◆ REQUEST ◆
Show every line that has the string "name" in it.

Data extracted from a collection
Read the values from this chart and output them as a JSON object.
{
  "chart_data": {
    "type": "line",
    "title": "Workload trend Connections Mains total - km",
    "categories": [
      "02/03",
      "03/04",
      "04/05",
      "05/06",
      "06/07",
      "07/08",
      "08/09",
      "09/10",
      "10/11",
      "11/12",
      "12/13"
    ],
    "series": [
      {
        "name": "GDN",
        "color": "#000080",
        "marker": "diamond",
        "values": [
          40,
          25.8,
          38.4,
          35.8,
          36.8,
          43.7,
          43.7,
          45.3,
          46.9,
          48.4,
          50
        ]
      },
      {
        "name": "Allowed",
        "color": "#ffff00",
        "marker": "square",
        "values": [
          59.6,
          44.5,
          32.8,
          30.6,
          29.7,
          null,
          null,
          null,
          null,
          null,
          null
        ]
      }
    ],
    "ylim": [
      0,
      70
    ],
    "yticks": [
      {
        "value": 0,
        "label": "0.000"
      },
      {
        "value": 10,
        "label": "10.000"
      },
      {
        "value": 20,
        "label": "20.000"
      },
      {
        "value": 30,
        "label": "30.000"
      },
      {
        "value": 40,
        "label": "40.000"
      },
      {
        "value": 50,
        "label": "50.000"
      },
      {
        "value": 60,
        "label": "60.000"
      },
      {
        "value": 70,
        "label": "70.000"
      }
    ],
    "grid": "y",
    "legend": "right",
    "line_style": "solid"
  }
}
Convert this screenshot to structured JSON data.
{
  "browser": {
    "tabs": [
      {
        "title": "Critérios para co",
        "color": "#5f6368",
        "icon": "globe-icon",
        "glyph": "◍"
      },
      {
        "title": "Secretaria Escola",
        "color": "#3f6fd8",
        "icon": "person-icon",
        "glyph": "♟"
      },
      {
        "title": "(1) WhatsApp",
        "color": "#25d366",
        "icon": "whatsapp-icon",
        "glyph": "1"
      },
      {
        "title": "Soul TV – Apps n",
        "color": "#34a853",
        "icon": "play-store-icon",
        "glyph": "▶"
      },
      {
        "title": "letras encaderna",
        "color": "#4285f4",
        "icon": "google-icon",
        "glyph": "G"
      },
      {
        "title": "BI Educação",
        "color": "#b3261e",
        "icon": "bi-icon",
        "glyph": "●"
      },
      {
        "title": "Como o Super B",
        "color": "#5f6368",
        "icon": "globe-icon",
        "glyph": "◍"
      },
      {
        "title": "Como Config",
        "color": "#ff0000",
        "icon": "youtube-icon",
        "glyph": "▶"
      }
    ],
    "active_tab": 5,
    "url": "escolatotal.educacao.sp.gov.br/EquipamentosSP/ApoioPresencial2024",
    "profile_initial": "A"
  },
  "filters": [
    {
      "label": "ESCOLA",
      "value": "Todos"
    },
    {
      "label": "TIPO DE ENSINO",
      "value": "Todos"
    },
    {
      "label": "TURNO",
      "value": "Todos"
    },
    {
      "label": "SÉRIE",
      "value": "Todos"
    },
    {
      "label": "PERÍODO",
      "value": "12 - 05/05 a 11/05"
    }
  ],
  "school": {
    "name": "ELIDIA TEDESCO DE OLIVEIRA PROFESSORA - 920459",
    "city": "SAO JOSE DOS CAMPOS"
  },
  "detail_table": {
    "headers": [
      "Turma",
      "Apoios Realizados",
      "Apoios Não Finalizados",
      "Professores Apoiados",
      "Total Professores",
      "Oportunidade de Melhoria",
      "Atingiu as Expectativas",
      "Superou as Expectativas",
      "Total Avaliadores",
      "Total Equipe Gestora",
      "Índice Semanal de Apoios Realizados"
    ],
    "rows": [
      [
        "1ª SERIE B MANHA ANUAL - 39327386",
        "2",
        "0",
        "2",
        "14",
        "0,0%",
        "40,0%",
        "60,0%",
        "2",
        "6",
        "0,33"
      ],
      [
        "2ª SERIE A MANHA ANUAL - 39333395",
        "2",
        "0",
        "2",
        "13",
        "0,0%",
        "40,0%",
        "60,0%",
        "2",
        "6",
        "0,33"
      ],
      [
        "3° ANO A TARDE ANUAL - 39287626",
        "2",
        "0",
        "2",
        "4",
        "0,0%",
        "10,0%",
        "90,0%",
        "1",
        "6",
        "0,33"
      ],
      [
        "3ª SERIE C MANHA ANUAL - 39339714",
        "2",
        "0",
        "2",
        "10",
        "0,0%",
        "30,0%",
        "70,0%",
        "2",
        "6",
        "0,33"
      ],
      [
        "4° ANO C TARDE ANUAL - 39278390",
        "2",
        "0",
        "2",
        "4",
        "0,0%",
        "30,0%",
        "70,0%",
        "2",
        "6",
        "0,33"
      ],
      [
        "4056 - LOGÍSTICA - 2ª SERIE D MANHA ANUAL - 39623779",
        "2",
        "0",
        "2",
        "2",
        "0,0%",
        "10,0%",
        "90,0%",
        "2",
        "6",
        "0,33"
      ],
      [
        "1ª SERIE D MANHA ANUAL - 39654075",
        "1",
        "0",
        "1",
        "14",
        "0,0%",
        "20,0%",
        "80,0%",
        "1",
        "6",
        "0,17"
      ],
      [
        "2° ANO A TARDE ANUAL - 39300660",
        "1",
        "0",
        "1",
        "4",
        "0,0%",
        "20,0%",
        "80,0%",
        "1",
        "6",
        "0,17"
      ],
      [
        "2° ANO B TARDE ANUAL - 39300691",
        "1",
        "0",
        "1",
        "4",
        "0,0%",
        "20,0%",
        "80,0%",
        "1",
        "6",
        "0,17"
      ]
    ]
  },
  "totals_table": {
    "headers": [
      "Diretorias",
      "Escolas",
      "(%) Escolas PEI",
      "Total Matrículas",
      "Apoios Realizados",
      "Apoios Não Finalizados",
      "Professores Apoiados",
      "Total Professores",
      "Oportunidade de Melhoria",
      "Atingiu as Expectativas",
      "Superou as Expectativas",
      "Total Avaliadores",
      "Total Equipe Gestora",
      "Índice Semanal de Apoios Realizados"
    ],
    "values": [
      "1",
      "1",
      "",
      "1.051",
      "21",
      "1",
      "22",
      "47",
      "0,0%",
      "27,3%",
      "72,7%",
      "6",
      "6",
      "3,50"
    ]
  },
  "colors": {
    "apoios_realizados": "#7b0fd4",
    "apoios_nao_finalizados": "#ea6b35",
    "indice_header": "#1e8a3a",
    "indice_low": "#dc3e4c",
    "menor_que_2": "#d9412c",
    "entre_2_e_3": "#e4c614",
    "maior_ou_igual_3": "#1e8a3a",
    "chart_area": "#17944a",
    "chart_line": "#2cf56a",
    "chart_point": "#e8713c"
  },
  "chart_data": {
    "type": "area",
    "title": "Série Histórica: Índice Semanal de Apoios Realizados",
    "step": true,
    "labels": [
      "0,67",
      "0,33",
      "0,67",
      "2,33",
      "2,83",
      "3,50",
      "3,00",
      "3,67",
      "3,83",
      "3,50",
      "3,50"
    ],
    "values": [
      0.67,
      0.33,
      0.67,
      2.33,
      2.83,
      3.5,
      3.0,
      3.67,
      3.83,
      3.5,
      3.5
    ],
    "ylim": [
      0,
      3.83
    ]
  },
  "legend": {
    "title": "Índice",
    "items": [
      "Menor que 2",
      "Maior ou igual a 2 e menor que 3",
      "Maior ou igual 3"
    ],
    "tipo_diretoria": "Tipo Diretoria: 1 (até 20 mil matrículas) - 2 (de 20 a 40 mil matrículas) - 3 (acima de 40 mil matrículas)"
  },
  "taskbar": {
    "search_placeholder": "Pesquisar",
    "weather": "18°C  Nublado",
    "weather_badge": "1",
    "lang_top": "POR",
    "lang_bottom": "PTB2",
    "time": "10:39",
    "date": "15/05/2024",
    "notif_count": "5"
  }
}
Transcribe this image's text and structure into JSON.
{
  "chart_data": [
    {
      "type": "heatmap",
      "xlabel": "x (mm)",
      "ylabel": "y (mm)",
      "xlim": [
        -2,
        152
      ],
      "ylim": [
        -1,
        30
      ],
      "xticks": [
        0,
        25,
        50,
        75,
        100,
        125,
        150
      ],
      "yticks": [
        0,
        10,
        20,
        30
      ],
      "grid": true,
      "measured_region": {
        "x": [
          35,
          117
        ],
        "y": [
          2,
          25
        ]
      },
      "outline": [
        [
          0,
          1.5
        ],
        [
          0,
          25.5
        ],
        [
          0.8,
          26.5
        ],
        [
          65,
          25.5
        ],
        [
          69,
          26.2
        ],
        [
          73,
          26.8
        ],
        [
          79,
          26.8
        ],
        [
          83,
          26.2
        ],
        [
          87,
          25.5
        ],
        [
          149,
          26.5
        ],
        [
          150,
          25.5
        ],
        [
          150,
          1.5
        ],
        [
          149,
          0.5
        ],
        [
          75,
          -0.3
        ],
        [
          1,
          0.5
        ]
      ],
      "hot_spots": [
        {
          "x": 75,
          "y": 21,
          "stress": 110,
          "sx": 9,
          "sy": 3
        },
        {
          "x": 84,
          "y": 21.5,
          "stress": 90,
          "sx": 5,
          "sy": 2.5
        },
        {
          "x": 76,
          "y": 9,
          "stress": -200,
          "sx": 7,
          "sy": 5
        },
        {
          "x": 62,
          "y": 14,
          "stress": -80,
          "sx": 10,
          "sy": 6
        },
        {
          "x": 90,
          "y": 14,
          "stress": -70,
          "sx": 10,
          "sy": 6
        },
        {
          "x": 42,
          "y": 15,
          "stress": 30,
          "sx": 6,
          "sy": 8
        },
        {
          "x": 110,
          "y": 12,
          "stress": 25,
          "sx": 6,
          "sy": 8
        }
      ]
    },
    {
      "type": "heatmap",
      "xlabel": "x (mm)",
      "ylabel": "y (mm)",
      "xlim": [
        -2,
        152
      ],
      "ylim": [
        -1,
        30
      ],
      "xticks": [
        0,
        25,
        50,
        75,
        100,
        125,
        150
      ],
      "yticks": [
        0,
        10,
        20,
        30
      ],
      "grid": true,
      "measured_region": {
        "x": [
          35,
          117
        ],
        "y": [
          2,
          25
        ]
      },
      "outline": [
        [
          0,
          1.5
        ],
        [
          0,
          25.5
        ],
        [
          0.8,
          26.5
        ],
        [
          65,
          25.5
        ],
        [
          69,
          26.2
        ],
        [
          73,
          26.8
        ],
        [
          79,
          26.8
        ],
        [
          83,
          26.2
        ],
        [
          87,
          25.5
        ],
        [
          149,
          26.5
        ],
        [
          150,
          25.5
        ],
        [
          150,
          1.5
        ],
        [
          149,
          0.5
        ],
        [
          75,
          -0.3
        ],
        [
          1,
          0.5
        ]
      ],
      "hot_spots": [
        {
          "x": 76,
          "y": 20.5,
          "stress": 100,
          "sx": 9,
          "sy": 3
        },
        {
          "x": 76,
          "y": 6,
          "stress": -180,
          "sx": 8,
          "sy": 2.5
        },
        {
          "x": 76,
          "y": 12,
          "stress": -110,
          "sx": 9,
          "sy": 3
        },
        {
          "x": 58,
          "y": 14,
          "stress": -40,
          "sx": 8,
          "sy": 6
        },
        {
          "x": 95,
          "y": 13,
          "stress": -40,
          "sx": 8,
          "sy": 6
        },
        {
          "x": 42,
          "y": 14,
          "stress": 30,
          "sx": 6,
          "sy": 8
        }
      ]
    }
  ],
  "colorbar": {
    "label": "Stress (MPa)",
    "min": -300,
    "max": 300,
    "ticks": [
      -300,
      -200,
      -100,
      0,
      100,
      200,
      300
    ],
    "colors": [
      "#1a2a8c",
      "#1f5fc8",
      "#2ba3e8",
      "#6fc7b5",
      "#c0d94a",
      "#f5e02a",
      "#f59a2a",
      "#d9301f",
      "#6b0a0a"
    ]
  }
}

◆ THE RESULT ◆
        "name": "GDN",
        "name": "Allowed",
    "name": "ELIDIA TEDESCO DE OLIVEIRA PROFESSORA - 920459",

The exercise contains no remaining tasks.